(TEXT SHOWN):
━━━━━━━━━━

American film producer (1973–2024)

Aaron Kaufman (1973 – October 17, 2024) was an American film producer and director. He made films with Robert Rodriguez at Troublemaker Studios and was also a partner working on movies with Rodriguez. Kaufman produced films which Rodriguez also directed including Machete (2010), Machete Kills (2013), and Sin City: A Dame to Kill For (2014), the sequel to Sin City (2005). Kaufman was the executive producer for the dramas The Greatest and Powder Blue, as well as the romantic comedy Spread (all of the films were released in 2009), the crime thriller 13 (2010), and the comedies Chef (2014) and Flock of Dudes (2016).

Kaufman made his directorial debut with the drug thriller Urge (2016) and he produced and directed the documentary Crusaders: Ex Jehovah's Witnesses Speak Out (2021).

== Early life ==
Kaufman was born on Long Island, New York in 1973. Although his uncle, Peter, who worked as a doorman, was quite a cinephile and got him to fall in love with the movies, Aaron decided to pursue a career in entertainment at the age of 18, after he saw Spike Lee's Do the Right Thing: "It was like nothing i'd ever seen-the energy, the audience reaction. I was hooked".

Aaron Kaufman attended the New York University for film studies against his father's wishes, who did not want to follow this path. Robert Rodriguez's book Rebel Without a Crew (1995), was a real inspiration for Kaufman and helped him understand the filmmaking process. Besides Rodriguez, some of the filmmakers he cited as early influences include Quentin Tarantino, Sidney Lumet, Aki Kaurismäki, Wong Kar-wai, and Lars von Trier.

== Career ==
At the age of 24, Kaufman opened a small animation company, Fountainhead Studios, in Long Island, which he sold when he was 25. Soon after that he began to work for Chris Blackwell's Palm Pictures. In the early 2000s, Kaufman founded the production company Barbarian Films, serving as the executive producer for two films which premiered at the 2009 Sundance Film Festival: The Greatest, a drama directed by Shana Feste starring Pierce Brosnan and Susan Sarandon, and Spread, a romantic comedy directed by David Mackenzie, starring Ashton Kutcher and Anne Heche. Also in the same year, Kaufman executive produced Powder Blue, an ensemble drama featuring Jessica Biel, Forest Whitaker, Ray Liotta, and Patrick Swayze, which was released straight-to-DVD.

━━━━━━━━━━

(RECORD EXCERPTS):
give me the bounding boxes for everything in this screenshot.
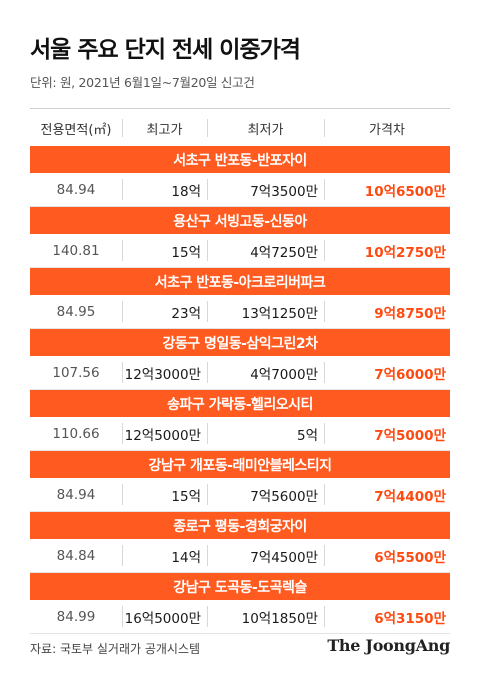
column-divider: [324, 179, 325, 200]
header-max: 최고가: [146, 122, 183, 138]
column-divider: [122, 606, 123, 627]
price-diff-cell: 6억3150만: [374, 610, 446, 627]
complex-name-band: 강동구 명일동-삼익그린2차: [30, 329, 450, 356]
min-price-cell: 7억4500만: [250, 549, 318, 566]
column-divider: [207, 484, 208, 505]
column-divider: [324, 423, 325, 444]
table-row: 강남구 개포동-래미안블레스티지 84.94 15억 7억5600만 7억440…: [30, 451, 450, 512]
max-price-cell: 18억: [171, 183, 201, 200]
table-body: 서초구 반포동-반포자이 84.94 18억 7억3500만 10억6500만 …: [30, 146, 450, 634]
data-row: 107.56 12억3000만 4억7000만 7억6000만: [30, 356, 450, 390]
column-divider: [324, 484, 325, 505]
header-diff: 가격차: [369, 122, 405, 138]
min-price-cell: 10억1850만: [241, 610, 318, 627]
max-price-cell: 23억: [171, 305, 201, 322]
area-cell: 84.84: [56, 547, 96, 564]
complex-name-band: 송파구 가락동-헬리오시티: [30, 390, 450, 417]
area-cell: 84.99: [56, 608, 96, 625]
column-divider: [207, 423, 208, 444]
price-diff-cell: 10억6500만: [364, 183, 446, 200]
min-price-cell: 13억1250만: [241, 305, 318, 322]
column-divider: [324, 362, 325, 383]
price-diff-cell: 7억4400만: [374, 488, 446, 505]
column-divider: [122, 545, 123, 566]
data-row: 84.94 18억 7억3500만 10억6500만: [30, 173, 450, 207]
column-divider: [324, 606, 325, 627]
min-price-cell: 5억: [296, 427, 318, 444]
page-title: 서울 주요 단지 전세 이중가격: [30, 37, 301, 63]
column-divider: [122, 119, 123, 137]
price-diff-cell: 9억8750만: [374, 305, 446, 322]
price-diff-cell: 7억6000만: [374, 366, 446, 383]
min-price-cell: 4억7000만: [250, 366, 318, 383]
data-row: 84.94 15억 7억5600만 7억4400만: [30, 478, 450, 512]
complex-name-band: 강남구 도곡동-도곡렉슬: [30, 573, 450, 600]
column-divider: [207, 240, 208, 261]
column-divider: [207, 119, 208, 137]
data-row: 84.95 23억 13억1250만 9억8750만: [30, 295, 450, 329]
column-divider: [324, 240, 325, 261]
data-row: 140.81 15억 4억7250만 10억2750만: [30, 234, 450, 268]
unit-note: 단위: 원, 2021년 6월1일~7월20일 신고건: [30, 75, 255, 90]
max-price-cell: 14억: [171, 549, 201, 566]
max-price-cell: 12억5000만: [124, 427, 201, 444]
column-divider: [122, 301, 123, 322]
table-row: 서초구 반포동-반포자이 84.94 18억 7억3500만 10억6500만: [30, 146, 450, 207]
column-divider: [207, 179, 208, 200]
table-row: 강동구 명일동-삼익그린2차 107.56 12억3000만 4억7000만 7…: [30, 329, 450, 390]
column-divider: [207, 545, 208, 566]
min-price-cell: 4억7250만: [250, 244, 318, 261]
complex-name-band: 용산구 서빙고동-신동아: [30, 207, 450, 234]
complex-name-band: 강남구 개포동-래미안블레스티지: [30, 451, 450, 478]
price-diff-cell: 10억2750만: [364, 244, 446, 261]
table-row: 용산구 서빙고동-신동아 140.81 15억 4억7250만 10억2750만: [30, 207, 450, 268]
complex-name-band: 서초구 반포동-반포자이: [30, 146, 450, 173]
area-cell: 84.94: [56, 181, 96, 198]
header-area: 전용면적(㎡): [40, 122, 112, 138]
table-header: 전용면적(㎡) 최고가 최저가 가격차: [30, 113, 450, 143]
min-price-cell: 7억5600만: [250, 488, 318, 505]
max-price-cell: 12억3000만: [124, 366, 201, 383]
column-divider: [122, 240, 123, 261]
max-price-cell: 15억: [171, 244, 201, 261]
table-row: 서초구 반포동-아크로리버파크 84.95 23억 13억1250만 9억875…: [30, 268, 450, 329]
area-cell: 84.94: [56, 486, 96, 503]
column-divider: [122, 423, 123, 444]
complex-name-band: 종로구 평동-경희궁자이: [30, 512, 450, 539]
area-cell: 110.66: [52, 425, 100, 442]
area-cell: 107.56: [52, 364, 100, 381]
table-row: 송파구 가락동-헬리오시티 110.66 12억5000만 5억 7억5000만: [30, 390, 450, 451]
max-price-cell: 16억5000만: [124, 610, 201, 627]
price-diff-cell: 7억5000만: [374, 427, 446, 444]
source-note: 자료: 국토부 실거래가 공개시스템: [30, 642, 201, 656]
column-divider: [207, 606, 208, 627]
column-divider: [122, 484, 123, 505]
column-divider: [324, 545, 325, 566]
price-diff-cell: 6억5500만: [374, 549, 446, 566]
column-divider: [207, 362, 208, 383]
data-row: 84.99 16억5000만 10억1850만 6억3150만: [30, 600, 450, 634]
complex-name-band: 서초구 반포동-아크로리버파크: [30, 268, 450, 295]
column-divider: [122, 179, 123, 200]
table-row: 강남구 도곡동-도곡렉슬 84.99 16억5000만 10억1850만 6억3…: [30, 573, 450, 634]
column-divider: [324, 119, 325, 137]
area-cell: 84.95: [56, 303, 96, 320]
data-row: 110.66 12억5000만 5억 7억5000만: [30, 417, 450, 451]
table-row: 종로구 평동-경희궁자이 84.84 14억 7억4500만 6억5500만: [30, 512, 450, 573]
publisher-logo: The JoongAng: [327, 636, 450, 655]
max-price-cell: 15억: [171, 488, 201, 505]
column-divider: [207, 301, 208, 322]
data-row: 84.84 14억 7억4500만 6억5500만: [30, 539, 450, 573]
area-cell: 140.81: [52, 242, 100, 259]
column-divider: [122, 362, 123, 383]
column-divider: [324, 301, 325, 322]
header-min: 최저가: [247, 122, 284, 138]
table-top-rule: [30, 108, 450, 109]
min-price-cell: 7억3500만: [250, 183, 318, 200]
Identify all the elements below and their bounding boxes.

━━━━━━━━━━

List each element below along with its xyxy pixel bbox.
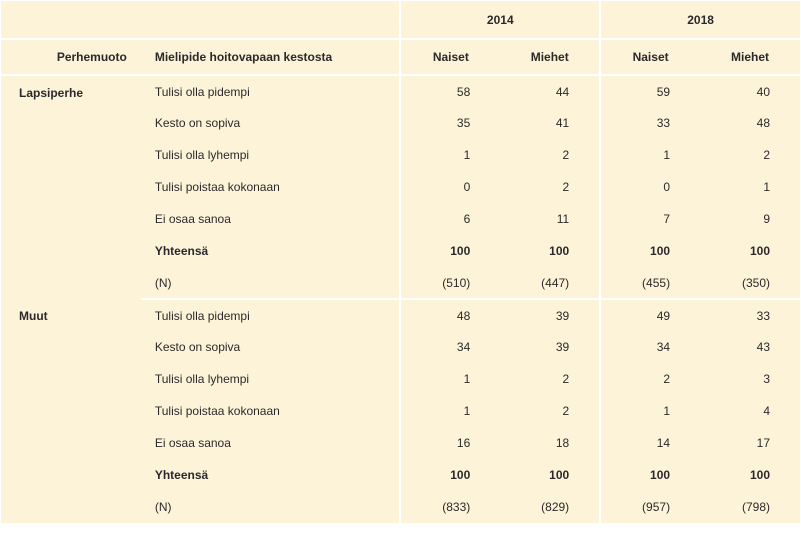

━━━━━━━━━━

(TASKS AND EXERCISES):
a) From the entries above, copy word for word the lines between the one holding "give me the" and the one holding "complex-name-band: 강남구 도곡동-도곡렉슬: [30, 573, 450, 600]", inclusive. Omit the pictures from your copy.
b) Continue the article on film producer Aaron Kaufman, starting right after its last sentence.

(TASK-BY-TASK RESULTS):
a)
give me the bounding boxes for everything in this screenshot.
column-divider: [324, 179, 325, 200]
header-max: 최고가: [146, 122, 183, 138]
column-divider: [122, 606, 123, 627]
price-diff-cell: 6억3150만: [374, 610, 446, 627]
complex-name-band: 강동구 명일동-삼익그린2차: [30, 329, 450, 356]
min-price-cell: 7억4500만: [250, 549, 318, 566]
column-divider: [207, 484, 208, 505]
column-divider: [324, 423, 325, 444]
table-row: 강남구 개포동-래미안블레스티지 84.94 15억 7억5600만 7억440…: [30, 451, 450, 512]
max-price-cell: 18억: [171, 183, 201, 200]
table-body: 서초구 반포동-반포자이 84.94 18억 7억3500만 10억6500만 …: [30, 146, 450, 634]
data-row: 107.56 12억3000만 4억7000만 7억6000만: [30, 356, 450, 390]
column-divider: [324, 484, 325, 505]
header-diff: 가격차: [369, 122, 405, 138]
min-price-cell: 10억1850만: [241, 610, 318, 627]
max-price-cell: 23억: [171, 305, 201, 322]
area-cell: 84.84: [56, 547, 96, 564]
complex-name-band: 송파구 가락동-헬리오시티: [30, 390, 450, 417]
area-cell: 84.99: [56, 608, 96, 625]
column-divider: [207, 423, 208, 444]
price-diff-cell: 10억6500만: [364, 183, 446, 200]
min-price-cell: 13억1250만: [241, 305, 318, 322]
column-divider: [324, 362, 325, 383]
price-diff-cell: 7억4400만: [374, 488, 446, 505]
column-divider: [122, 545, 123, 566]
data-row: 84.94 18억 7억3500만 10억6500만: [30, 173, 450, 207]
column-divider: [324, 606, 325, 627]
min-price-cell: 5억: [296, 427, 318, 444]
page-title: 서울 주요 단지 전세 이중가격: [30, 37, 301, 63]
column-divider: [122, 119, 123, 137]
price-diff-cell: 9억8750만: [374, 305, 446, 322]
price-diff-cell: 7억6000만: [374, 366, 446, 383]
min-price-cell: 4억7000만: [250, 366, 318, 383]
data-row: 84.94 15억 7억5600만 7억4400만: [30, 478, 450, 512]
complex-name-band: 강남구 도곡동-도곡렉슬: [30, 573, 450, 600]

b)
Through an agent, Kaufman met filmmaker Robert Rodriguez. He worked with Rodriguez for 6 years at Troublemaker Studios and Quick Draw Productions, developing and producing feature films. Kaufman produced films which Rodriguez directed including the exploitation action film Machete (2010) and its sequel Machete Kills (2013), both starring Danny Trejo as the title character, as well as the neo-noir crime film Sin City: A Dame to Kill For (2014), the sequel to the 2005 film Sin City.

Meanwhile, Kaufman was the executive producer of other feature films such as Géla Babluani's crime thriller 13 (2010), a remake of the 2005 Georgian-French film 13 Tzameti, starring Sam Riley, Ray Winstone, 50 Cent, Mickey Rourke, and Jason Statham in addition to Jon Favreau's comedy-drama Chef (2014). He was a producer for Flock of Dudes (2016), a comedy directed by Bob Castrone.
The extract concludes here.